(Records that describe figures)

------------------------------------------------------------

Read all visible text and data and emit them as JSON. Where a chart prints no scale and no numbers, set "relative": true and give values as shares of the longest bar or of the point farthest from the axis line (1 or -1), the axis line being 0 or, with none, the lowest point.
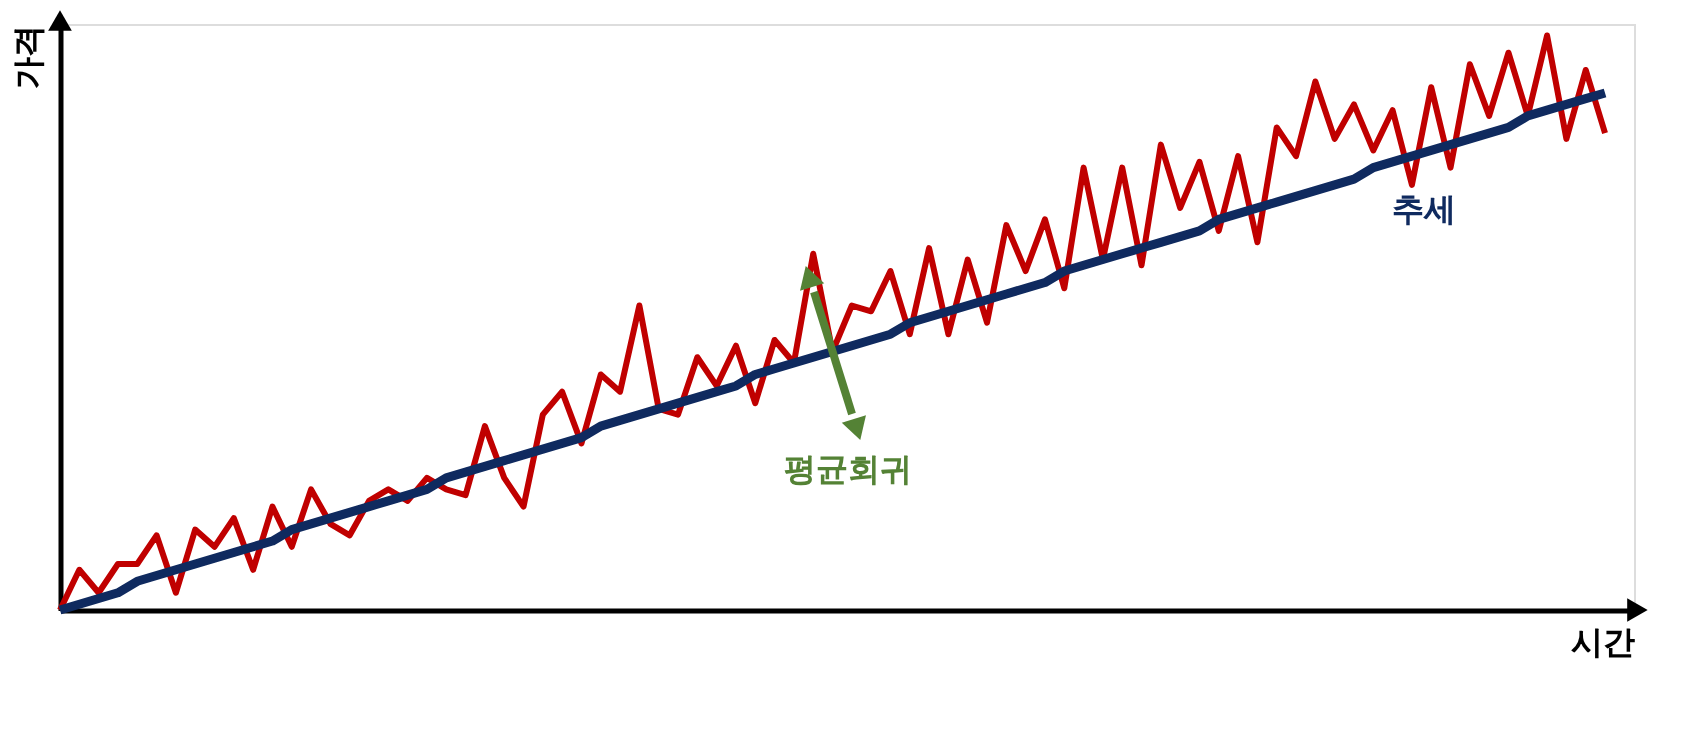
{
  "chart_data": {
    "type": "line",
    "relative": true,
    "xlabel": "시간",
    "ylabel": "가격",
    "categories": [
      null,
      null,
      null,
      null,
      null,
      null,
      null,
      null,
      null,
      null,
      null,
      null,
      null,
      null,
      null,
      null,
      null,
      null,
      null,
      null,
      null,
      null,
      null,
      null,
      null,
      null,
      null,
      null,
      null,
      null,
      null,
      null,
      null,
      null,
      null,
      null,
      null,
      null,
      null,
      null,
      null,
      null,
      null,
      null,
      null,
      null,
      null,
      null,
      null,
      null,
      null,
      null,
      null,
      null,
      null,
      null,
      null,
      null,
      null,
      null,
      null,
      null,
      null,
      null,
      null,
      null,
      null,
      null,
      null,
      null,
      null,
      null,
      null,
      null,
      null,
      null,
      null,
      null,
      null,
      null,
      null
    ],
    "series": [
      {
        "color": "#c00000",
        "values": [
          0,
          0.07,
          0.03,
          0.08,
          0.08,
          0.13,
          0.03,
          0.14,
          0.11,
          0.16,
          0.07,
          0.18,
          0.11,
          0.21,
          0.15,
          0.13,
          0.19,
          0.21,
          0.19,
          0.23,
          0.21,
          0.2,
          0.32,
          0.23,
          0.18,
          0.34,
          0.38,
          0.29,
          0.41,
          0.38,
          0.53,
          0.35,
          0.34,
          0.44,
          0.39,
          0.46,
          0.36,
          0.47,
          0.43,
          0.62,
          0.45,
          0.53,
          0.52,
          0.59,
          0.48,
          0.63,
          0.48,
          0.61,
          0.5,
          0.67,
          0.59,
          0.68,
          0.56,
          0.77,
          0.61,
          0.77,
          0.6,
          0.81,
          0.7,
          0.78,
          0.66,
          0.79,
          0.64,
          0.84,
          0.79,
          0.92,
          0.82,
          0.88,
          0.8,
          0.87,
          0.74,
          0.91,
          0.77,
          0.95,
          0.86,
          0.97,
          0.86,
          1,
          0.82,
          0.94,
          0.83
        ]
      },
      {
        "color": "#0f2a5f",
        "values": [
          0,
          0.01,
          0.02,
          0.03,
          0.05,
          0.06,
          0.07,
          0.08,
          0.09,
          0.1,
          0.11,
          0.12,
          0.14,
          0.15,
          0.16,
          0.17,
          0.18,
          0.19,
          0.2,
          0.21,
          0.23,
          0.24,
          0.25,
          0.26,
          0.27,
          0.28,
          0.29,
          0.3,
          0.32,
          0.33,
          0.34,
          0.35,
          0.36,
          0.37,
          0.38,
          0.39,
          0.41,
          0.42,
          0.43,
          0.44,
          0.45,
          0.46,
          0.47,
          0.48,
          0.5,
          0.51,
          0.52,
          0.53,
          0.54,
          0.55,
          0.56,
          0.57,
          0.59,
          0.6,
          0.61,
          0.62,
          0.63,
          0.64,
          0.65,
          0.66,
          0.68,
          0.69,
          0.7,
          0.71,
          0.72,
          0.73,
          0.74,
          0.75,
          0.77,
          0.78,
          0.79,
          0.8,
          0.81,
          0.82,
          0.83,
          0.84,
          0.86,
          0.87,
          0.88,
          0.89,
          0.9
        ]
      }
    ],
    "annotations": [
      "추세",
      "평균회귀"
    ],
    "marker": "none",
    "line_style": "solid"
  }
}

------------------------------------------------------------

Determine the number of lines in the records that include the string "none", and respond with that number only.

2